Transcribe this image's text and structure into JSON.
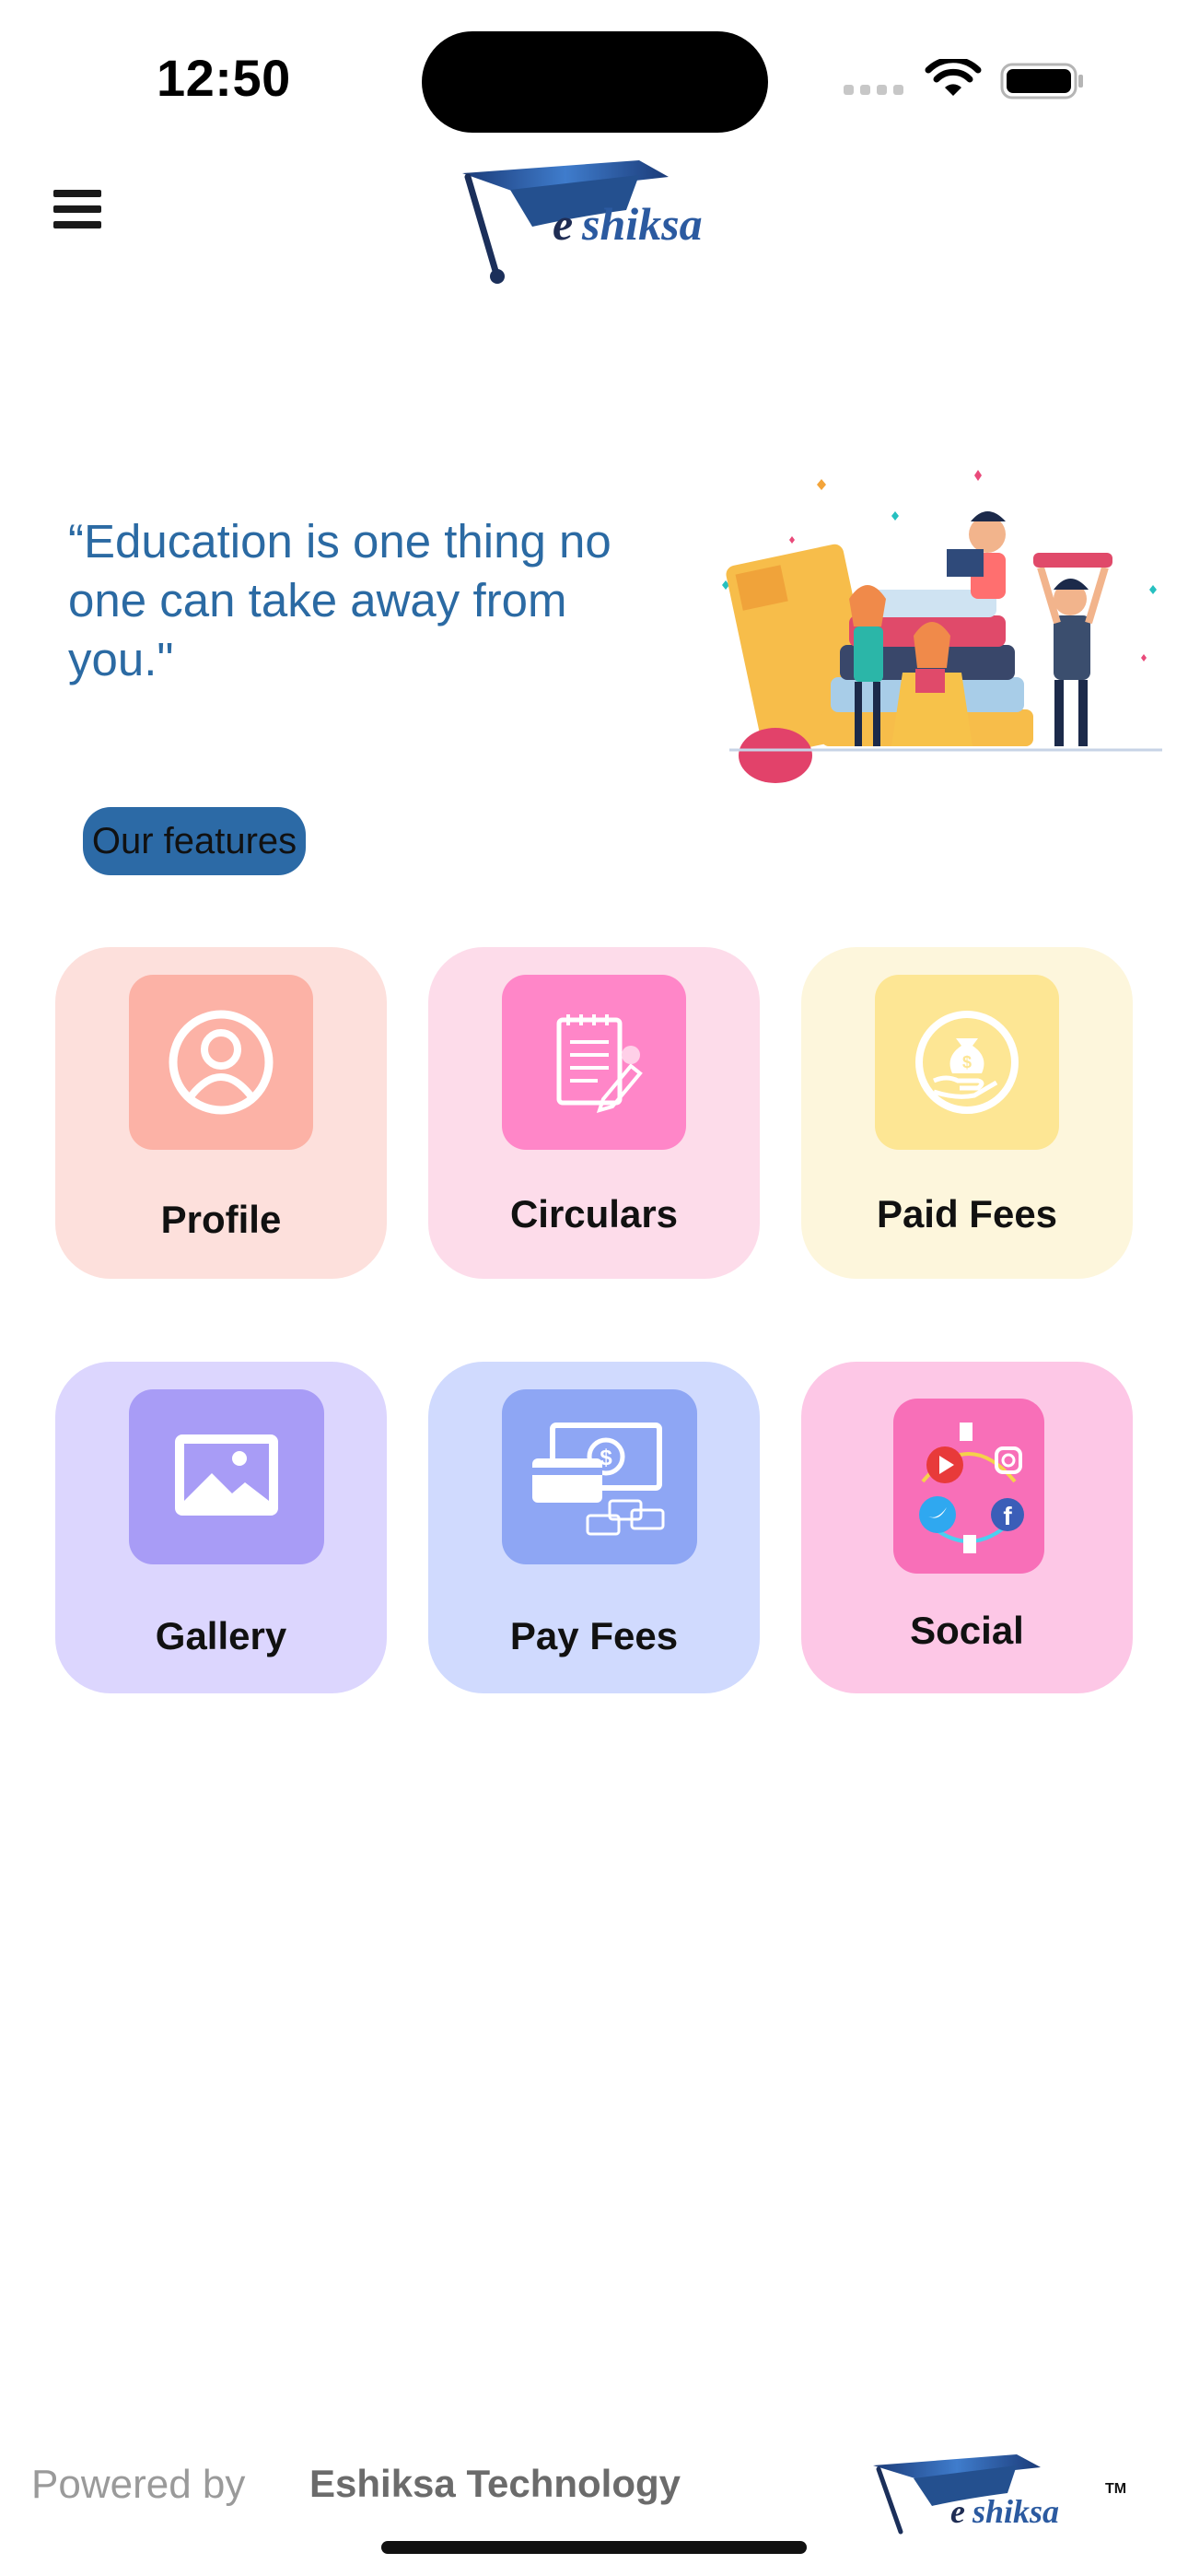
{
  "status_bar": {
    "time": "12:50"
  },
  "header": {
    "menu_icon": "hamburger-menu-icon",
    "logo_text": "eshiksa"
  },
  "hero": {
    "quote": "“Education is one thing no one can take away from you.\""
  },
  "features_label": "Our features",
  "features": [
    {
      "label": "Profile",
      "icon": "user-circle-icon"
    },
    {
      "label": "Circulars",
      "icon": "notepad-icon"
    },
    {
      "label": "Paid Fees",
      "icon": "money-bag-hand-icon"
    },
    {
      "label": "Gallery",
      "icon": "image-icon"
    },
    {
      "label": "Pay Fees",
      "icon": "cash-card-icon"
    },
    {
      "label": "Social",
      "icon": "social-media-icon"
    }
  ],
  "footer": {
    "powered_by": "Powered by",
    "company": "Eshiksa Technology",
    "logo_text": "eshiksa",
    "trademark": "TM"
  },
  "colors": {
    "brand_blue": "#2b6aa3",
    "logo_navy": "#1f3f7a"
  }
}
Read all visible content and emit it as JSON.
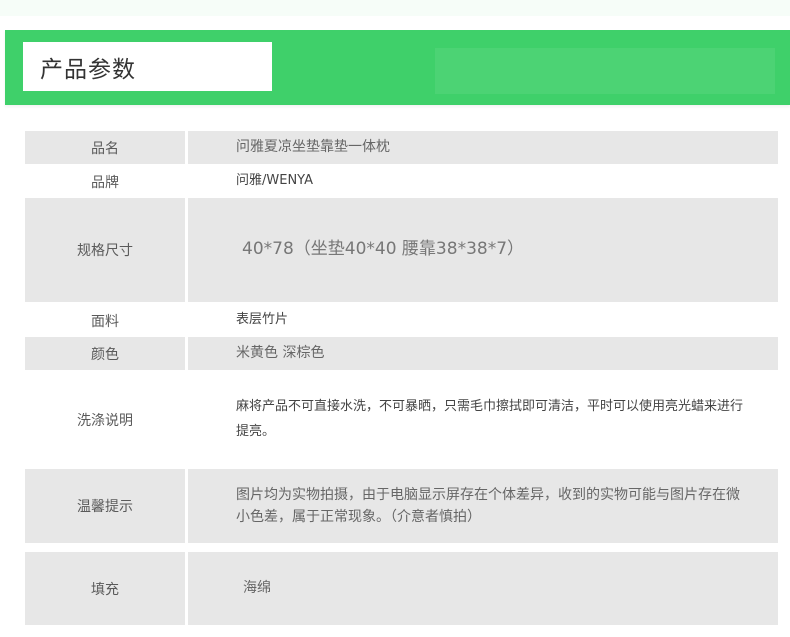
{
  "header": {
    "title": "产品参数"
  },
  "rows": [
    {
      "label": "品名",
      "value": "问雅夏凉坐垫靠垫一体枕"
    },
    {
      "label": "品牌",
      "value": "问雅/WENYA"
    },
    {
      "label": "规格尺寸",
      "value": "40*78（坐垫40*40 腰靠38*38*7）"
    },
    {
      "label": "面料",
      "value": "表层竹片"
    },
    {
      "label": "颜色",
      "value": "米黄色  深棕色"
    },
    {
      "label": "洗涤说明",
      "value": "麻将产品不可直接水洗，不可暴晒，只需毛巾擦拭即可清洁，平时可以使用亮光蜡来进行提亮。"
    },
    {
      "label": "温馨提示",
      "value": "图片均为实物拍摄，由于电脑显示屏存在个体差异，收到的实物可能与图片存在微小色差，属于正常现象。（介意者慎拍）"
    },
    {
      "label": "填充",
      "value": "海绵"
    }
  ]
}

**Task to complete**
Copy the material shown above in full and exactly. Skip the pictures.

**Correct output**
Transcribe this image's text and structure into JSON.
{
  "status_bar": {
    "time": "12:50"
  },
  "header": {
    "menu_icon": "hamburger-menu-icon",
    "logo_text": "eshiksa"
  },
  "hero": {
    "quote": "“Education is one thing no one can take away from you.\""
  },
  "features_label": "Our features",
  "features": [
    {
      "label": "Profile",
      "icon": "user-circle-icon"
    },
    {
      "label": "Circulars",
      "icon": "notepad-icon"
    },
    {
      "label": "Paid Fees",
      "icon": "money-bag-hand-icon"
    },
    {
      "label": "Gallery",
      "icon": "image-icon"
    },
    {
      "label": "Pay Fees",
      "icon": "cash-card-icon"
    },
    {
      "label": "Social",
      "icon": "social-media-icon"
    }
  ],
  "footer": {
    "powered_by": "Powered by",
    "company": "Eshiksa Technology",
    "logo_text": "eshiksa",
    "trademark": "TM"
  },
  "colors": {
    "brand_blue": "#2b6aa3",
    "logo_navy": "#1f3f7a"
  }
}
Read all visible content and emit it as JSON.
{
  "header": {
    "title": "产品参数"
  },
  "rows": [
    {
      "label": "品名",
      "value": "问雅夏凉坐垫靠垫一体枕"
    },
    {
      "label": "品牌",
      "value": "问雅/WENYA"
    },
    {
      "label": "规格尺寸",
      "value": "40*78（坐垫40*40 腰靠38*38*7）"
    },
    {
      "label": "面料",
      "value": "表层竹片"
    },
    {
      "label": "颜色",
      "value": "米黄色  深棕色"
    },
    {
      "label": "洗涤说明",
      "value": "麻将产品不可直接水洗，不可暴晒，只需毛巾擦拭即可清洁，平时可以使用亮光蜡来进行提亮。"
    },
    {
      "label": "温馨提示",
      "value": "图片均为实物拍摄，由于电脑显示屏存在个体差异，收到的实物可能与图片存在微小色差，属于正常现象。（介意者慎拍）"
    },
    {
      "label": "填充",
      "value": "海绵"
    }
  ]
}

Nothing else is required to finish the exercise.